WHAT TO DO —
Copy each line with the word "this" in it.

RECORDS SHOWN —
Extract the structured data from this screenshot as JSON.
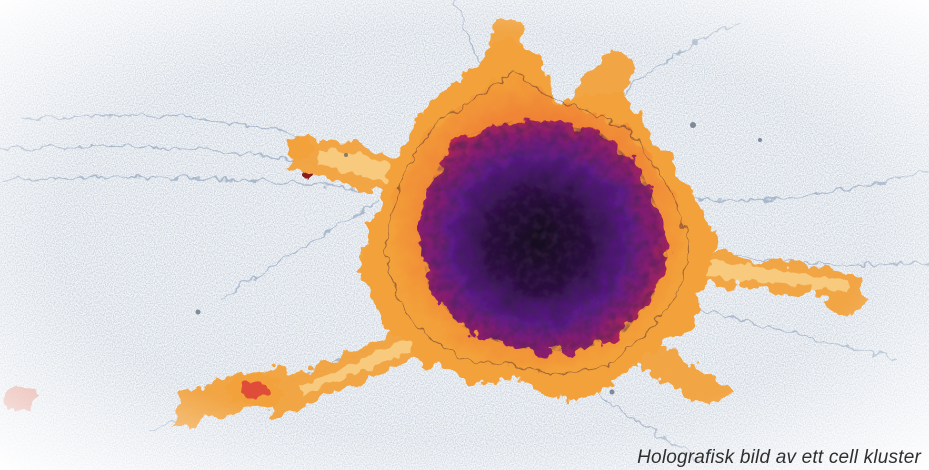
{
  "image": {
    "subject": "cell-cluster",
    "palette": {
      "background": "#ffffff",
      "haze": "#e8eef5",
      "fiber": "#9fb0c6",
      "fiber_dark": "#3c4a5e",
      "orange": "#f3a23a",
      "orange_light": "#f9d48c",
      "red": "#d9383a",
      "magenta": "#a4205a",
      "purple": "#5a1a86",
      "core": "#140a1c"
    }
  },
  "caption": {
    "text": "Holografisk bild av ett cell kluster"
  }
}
---
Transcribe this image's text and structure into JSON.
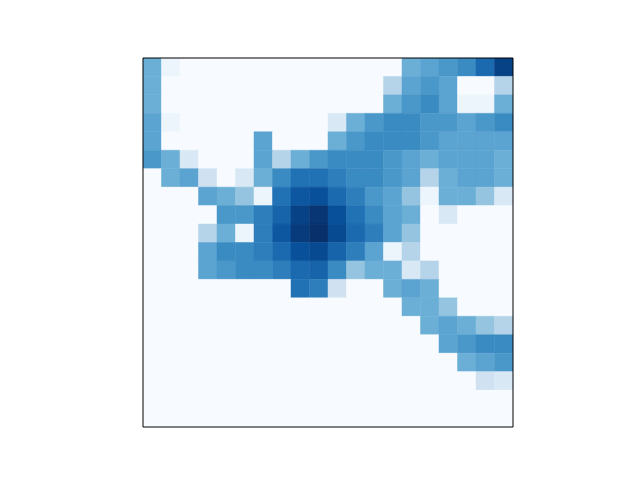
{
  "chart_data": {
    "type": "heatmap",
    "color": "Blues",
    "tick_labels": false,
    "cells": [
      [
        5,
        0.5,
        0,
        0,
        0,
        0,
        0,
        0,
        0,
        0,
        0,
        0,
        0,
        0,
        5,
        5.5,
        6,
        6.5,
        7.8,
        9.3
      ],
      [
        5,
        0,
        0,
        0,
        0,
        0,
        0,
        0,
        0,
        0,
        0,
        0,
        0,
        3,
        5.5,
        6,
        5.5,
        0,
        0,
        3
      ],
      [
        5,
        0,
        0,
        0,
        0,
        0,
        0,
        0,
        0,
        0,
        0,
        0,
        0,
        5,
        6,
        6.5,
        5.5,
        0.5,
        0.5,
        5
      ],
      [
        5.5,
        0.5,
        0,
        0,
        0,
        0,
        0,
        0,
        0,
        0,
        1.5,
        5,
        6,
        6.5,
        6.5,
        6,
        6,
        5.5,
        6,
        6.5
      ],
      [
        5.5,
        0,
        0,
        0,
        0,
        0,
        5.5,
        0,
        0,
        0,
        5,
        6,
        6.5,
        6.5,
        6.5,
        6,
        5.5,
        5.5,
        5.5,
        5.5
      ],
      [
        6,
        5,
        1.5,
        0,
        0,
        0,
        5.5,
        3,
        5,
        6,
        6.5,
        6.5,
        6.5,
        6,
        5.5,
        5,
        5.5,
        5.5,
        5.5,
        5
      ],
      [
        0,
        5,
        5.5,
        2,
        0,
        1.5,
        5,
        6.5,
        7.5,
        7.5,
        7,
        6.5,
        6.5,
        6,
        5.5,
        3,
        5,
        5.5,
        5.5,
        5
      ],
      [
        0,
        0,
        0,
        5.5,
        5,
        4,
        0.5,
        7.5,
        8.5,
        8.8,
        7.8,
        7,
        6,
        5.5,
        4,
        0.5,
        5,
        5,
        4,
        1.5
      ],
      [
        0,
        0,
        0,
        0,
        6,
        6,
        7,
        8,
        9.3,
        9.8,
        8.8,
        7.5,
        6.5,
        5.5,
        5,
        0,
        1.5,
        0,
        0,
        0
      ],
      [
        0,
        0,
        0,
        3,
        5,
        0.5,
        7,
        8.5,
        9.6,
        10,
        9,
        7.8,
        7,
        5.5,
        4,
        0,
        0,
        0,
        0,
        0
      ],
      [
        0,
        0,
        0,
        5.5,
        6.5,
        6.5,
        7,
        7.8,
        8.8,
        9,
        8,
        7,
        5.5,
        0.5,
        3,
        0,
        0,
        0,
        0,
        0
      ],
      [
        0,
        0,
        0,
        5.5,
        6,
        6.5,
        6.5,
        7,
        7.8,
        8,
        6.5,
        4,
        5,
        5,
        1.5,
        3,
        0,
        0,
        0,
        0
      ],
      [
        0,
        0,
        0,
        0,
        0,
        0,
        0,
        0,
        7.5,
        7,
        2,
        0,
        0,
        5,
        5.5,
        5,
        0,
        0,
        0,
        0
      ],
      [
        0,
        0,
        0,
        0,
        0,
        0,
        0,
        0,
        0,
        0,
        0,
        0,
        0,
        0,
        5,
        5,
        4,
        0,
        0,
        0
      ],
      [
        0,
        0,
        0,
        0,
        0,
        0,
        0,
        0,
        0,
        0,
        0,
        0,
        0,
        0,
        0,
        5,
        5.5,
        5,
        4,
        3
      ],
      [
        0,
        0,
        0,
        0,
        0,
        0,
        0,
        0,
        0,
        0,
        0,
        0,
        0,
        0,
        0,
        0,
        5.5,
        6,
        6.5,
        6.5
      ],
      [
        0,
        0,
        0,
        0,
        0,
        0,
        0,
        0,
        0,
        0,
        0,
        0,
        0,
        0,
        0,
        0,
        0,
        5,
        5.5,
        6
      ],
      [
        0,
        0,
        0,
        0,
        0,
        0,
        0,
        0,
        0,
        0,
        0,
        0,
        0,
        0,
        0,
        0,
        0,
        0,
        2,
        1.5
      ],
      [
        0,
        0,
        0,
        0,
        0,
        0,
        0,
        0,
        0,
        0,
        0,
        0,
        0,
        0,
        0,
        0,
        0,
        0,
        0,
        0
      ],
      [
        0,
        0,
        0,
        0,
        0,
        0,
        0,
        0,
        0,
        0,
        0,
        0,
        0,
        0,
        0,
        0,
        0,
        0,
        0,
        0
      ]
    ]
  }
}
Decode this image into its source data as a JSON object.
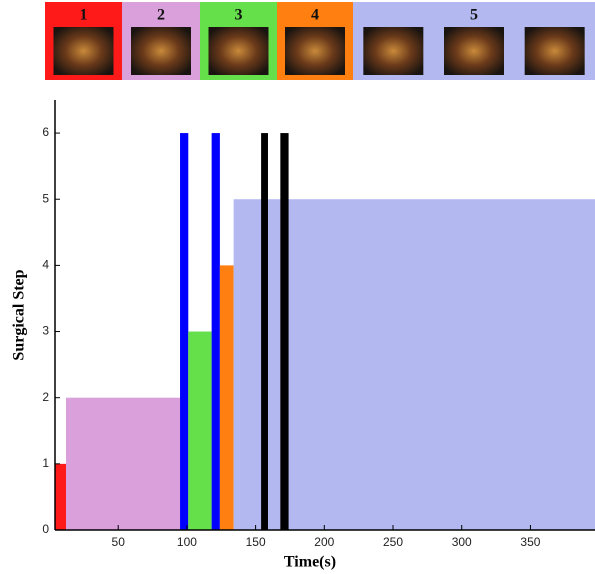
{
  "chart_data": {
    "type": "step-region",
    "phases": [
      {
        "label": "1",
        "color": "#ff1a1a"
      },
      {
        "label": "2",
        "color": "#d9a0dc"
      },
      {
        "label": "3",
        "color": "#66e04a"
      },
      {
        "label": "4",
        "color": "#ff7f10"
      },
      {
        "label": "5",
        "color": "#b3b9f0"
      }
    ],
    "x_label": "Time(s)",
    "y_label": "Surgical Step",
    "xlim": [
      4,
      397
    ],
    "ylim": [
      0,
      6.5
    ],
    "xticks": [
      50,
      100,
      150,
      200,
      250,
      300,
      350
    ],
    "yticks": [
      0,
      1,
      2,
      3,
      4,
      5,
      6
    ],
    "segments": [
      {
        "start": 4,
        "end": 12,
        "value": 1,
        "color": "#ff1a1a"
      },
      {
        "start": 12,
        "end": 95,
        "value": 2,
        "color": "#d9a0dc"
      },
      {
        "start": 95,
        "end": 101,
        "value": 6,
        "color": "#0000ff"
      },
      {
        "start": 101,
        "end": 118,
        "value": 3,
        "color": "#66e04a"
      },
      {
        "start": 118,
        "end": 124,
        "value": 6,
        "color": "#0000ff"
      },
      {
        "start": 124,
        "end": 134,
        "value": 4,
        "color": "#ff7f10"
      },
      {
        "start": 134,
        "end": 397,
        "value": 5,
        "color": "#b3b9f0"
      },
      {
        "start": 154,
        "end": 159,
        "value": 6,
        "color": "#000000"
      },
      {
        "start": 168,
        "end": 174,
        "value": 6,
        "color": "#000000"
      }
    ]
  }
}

WRITTEN SOLUTION —
Extract the structured data from this screenshot as JSON.
Transcribe this image's text and structure into JSON.
Decode this image into its source data as a JSON object.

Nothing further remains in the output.